> _Excerpted passage_
<<<<

Elysian Brewing Co. loves their pumpkin beers. The Seattle-based brewery produces and bottles four pumpkin-themed beers annually—Night Owl pumpkin ale, The Great Pumpkin imperial pumpkin ale, Dark o’ the Moon pumpkin stout, and Punkuccino coffee pumpkin ale—as well as various other tap-room offerings that showcase the orange gourd. They also hold their annual event the Great Pumpkin Beer Festival, now in its tenth year.
We caught up with Elysian founder Dick Cantwell (editor’s note: Cantwell is no longer with Elysian Brewing Co.) and head brewer Steve Luke to ask for some tips on brewing beer with pumpkin. Here’s what they shared.
1) Use pumpkin throughout the brewing process.
Using pumpkin in a pumpkin beer may seem too obvious for tip #1, but there are “pumpkin beers” out there utilizing only spices to trick the senses into perceiving pumpkin. Ideally, pumpkin should be evident in both flavor and mouthfeel.
For the most pumpkin-like profile, pumpkin can be added during the mash, boil and even in the fermenter. “For additions to both the kettle and fermenter, keep in mind that pumpkin has a lot of water—single-strength pumpkin is typically around 8 brix—and should be liquefied with wort rather than more water, since you don’t just want to plop it in un-thinned or have it negatively affect the your starting gravity,” says Cantwell. “You may need to use more malt to hit your target gravity.”
2) Control your spice regimen and think outside the (spice) box.
When using spices in conjunction with pumpkin, pre-blended pumpkin pie mixes are available at stores, but for the most control you’ll want to add spices individually. Elysian uses what they call the “faithful 5” which include cinnamon, nutmeg, allspice, ginger and clove. Sure the pre-blends can work, but to tailor the spice regimen to your specific recipes, pull a sample after fermentation as you near conditioning and try different spice ratios until you find what works well for your recipe.
“At Elysian, we’ve also used dozens of different spices in our pumpkin beers—vanilla, mace, dill, lavender, cumin, coriander, epazote, different chili varieties, etc.—but not all at once…that would be gross,” shares Luke.
Cantwell emphasizes thinking outside the spice box and exploring spices in world cuisines that use pumpkin, like certain Mexican and Indian dishes. Take the time to experiment with different spice additions prior to conditioning. You may be surprised what you’ll favor!

>>>>

> _Records shown_
<<<<

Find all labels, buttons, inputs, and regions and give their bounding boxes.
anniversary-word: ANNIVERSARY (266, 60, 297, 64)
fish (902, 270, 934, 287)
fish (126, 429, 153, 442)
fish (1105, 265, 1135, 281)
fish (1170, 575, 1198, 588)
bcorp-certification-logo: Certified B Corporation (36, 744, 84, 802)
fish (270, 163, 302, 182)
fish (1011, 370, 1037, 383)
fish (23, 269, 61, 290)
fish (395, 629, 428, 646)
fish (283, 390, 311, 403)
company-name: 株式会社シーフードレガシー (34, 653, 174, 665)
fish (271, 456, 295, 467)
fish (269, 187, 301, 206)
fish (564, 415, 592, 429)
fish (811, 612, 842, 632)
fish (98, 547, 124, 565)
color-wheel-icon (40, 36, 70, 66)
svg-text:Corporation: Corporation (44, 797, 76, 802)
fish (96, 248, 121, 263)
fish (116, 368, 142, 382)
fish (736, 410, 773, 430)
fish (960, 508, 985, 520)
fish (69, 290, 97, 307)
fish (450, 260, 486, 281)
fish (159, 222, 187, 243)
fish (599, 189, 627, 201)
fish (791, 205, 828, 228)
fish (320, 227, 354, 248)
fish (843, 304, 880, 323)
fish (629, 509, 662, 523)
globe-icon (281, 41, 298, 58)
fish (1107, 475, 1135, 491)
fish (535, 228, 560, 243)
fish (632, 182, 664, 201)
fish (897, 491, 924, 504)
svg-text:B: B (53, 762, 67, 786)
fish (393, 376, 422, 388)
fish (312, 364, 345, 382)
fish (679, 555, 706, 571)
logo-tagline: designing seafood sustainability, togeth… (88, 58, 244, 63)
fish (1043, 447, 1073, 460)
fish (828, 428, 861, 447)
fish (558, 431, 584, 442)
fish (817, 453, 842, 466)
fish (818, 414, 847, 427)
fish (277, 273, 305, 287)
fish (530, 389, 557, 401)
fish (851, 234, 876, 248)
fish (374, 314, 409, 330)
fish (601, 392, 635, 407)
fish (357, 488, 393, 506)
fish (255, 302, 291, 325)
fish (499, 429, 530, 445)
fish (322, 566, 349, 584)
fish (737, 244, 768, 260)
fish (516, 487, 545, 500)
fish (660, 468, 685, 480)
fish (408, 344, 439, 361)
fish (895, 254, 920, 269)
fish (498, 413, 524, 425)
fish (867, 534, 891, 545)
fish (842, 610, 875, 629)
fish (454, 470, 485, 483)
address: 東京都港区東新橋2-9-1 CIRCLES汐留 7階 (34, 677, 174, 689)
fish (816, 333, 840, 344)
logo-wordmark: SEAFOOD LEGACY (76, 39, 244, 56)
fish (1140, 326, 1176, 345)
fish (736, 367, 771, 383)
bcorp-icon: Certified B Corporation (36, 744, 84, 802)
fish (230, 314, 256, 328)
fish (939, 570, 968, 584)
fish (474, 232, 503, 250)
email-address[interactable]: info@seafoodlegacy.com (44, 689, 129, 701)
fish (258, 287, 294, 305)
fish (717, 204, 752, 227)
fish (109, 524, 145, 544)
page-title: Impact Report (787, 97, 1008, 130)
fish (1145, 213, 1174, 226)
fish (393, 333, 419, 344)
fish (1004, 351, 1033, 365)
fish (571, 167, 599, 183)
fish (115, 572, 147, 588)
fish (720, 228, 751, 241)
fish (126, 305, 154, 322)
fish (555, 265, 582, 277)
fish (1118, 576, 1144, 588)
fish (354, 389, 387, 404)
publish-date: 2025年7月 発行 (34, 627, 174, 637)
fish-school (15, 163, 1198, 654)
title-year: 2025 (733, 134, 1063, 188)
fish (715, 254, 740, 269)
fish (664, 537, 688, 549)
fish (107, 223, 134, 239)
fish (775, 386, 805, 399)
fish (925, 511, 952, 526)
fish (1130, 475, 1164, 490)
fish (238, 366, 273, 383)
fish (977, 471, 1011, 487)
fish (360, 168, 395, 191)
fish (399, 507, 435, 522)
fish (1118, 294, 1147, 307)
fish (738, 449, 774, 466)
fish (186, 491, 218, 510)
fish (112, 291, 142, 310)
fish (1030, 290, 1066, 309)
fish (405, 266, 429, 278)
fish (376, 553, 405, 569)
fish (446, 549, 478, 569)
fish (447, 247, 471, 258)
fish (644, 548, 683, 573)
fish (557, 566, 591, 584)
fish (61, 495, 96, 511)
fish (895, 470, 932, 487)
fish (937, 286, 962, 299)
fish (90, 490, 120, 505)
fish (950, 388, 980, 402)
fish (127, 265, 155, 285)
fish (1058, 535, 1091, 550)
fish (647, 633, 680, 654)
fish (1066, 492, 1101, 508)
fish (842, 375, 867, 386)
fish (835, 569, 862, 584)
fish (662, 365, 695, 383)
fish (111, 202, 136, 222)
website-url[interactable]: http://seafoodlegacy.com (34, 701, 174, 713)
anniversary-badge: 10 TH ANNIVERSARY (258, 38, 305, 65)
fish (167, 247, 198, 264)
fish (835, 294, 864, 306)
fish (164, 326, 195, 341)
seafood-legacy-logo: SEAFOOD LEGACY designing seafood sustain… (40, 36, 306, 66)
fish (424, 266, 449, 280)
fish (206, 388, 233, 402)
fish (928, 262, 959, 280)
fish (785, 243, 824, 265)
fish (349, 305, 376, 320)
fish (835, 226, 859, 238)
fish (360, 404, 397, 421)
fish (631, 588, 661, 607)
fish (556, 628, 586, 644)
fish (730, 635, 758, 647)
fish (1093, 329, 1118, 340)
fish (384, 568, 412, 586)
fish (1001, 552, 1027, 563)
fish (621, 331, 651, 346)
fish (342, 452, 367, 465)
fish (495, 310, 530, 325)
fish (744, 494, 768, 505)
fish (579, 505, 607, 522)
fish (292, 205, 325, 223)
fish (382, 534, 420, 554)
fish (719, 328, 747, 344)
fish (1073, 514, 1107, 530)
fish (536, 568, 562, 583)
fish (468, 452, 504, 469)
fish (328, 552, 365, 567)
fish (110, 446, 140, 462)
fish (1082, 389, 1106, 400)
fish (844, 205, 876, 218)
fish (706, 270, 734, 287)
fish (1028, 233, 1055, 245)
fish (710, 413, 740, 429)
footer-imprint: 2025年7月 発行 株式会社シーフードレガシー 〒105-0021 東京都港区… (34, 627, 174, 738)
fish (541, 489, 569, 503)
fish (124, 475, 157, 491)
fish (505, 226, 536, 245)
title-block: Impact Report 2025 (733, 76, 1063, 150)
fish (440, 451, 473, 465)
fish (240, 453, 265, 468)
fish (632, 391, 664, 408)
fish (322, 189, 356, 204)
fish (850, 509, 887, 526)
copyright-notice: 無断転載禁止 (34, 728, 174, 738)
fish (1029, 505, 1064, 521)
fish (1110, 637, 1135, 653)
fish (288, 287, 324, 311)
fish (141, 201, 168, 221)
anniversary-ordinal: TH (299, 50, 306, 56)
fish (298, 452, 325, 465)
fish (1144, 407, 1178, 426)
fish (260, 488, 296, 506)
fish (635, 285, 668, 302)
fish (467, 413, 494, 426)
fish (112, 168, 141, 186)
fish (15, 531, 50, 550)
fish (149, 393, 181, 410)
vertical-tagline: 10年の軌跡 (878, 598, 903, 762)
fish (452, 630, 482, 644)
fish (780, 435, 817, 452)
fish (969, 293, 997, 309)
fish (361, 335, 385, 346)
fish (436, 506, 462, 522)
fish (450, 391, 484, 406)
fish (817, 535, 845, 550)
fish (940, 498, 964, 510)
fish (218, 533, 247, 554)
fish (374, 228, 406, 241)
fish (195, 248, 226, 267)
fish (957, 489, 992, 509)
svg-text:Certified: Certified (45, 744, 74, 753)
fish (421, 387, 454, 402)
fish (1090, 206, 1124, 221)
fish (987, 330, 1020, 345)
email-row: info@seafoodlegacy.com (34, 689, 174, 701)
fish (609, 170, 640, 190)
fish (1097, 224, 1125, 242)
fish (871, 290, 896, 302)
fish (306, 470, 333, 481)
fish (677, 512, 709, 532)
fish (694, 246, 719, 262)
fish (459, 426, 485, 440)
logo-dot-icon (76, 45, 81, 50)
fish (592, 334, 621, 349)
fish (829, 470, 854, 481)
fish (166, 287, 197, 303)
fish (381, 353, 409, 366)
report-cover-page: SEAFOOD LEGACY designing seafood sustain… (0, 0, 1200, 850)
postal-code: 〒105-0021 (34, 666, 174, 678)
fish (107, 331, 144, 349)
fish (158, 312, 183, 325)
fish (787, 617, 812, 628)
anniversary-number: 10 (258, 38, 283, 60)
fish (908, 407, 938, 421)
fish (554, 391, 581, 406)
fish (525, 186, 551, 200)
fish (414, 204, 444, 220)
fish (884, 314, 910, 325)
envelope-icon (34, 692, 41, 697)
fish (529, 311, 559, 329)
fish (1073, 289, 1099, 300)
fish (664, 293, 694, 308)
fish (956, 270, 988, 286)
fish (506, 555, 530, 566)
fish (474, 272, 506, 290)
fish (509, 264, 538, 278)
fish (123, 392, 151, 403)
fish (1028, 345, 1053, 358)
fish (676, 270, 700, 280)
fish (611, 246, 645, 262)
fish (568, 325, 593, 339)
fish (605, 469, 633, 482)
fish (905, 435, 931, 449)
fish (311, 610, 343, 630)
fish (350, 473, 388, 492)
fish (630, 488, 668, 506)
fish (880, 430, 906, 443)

>>>>

> _What is expected_
In the pumpkin beer article, condense the paragraph that begins "When using spices in conjunction with pumpkin" into a short bulleted list that keeps its main facts.

> _Solution_
- Stores sell pre-blended pumpkin pie spice mixes, but adding spices individually gives the most control.
- Elysian uses its "faithful 5": cinnamon, nutmeg, allspice, ginger and clove.
- Pre-blends can work. To tailor the spices to a recipe, pull a sample after fermentation as conditioning nears, and try different spice ratios until one works well.